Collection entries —
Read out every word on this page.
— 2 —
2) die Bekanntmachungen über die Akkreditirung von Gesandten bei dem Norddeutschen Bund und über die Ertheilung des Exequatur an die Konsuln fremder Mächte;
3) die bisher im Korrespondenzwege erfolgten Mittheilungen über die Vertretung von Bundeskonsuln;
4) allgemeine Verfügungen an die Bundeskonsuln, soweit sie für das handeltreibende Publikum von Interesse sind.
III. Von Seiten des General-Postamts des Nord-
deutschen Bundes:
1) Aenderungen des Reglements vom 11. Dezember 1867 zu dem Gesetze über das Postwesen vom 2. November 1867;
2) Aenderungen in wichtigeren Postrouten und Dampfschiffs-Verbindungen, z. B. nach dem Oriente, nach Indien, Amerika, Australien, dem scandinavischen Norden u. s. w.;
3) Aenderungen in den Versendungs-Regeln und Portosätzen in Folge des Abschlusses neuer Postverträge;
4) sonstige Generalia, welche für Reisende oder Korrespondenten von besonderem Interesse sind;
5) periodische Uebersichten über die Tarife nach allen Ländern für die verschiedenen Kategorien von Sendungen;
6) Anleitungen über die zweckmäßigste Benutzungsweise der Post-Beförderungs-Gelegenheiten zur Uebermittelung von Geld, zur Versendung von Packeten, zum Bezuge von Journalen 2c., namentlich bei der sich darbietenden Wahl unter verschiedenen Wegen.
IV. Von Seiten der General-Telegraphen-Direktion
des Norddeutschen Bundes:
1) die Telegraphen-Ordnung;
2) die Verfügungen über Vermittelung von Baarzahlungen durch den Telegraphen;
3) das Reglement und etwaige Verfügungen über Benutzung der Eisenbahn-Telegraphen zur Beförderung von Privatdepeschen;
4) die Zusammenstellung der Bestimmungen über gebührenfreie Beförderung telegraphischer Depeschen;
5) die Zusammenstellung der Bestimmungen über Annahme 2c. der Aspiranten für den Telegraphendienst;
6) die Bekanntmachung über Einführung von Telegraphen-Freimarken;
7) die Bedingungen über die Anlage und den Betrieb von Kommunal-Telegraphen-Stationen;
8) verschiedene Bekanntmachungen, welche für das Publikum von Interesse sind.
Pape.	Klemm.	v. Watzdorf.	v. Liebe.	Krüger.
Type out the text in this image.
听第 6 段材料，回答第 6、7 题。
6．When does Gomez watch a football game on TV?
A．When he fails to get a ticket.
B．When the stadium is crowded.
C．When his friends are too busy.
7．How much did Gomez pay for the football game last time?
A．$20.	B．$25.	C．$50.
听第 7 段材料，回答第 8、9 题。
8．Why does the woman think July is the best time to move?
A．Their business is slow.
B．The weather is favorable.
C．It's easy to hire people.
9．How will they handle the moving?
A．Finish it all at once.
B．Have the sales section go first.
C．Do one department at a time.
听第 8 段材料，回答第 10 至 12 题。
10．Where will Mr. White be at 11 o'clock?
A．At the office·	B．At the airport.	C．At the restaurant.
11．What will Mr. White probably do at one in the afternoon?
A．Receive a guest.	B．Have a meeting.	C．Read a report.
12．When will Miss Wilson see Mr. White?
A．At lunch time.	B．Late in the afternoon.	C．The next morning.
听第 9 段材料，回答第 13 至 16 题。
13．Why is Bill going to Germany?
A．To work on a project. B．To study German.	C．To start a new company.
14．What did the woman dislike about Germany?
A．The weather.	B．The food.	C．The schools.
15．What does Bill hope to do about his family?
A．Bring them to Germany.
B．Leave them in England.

Instructions to follow —
Show every line where the string "Verfügungen" appears.

Complete response —
4) allgemeine Verfügungen an die Bundeskonsuln, soweit sie für das handeltreibende Publikum von Interesse sind.
2) die Verfügungen über Vermittelung von Baarzahlungen durch den Telegraphen;
3) das Reglement und etwaige Verfügungen über Benutzung der Eisenbahn-Telegraphen zur Beförderung von Privatdepeschen;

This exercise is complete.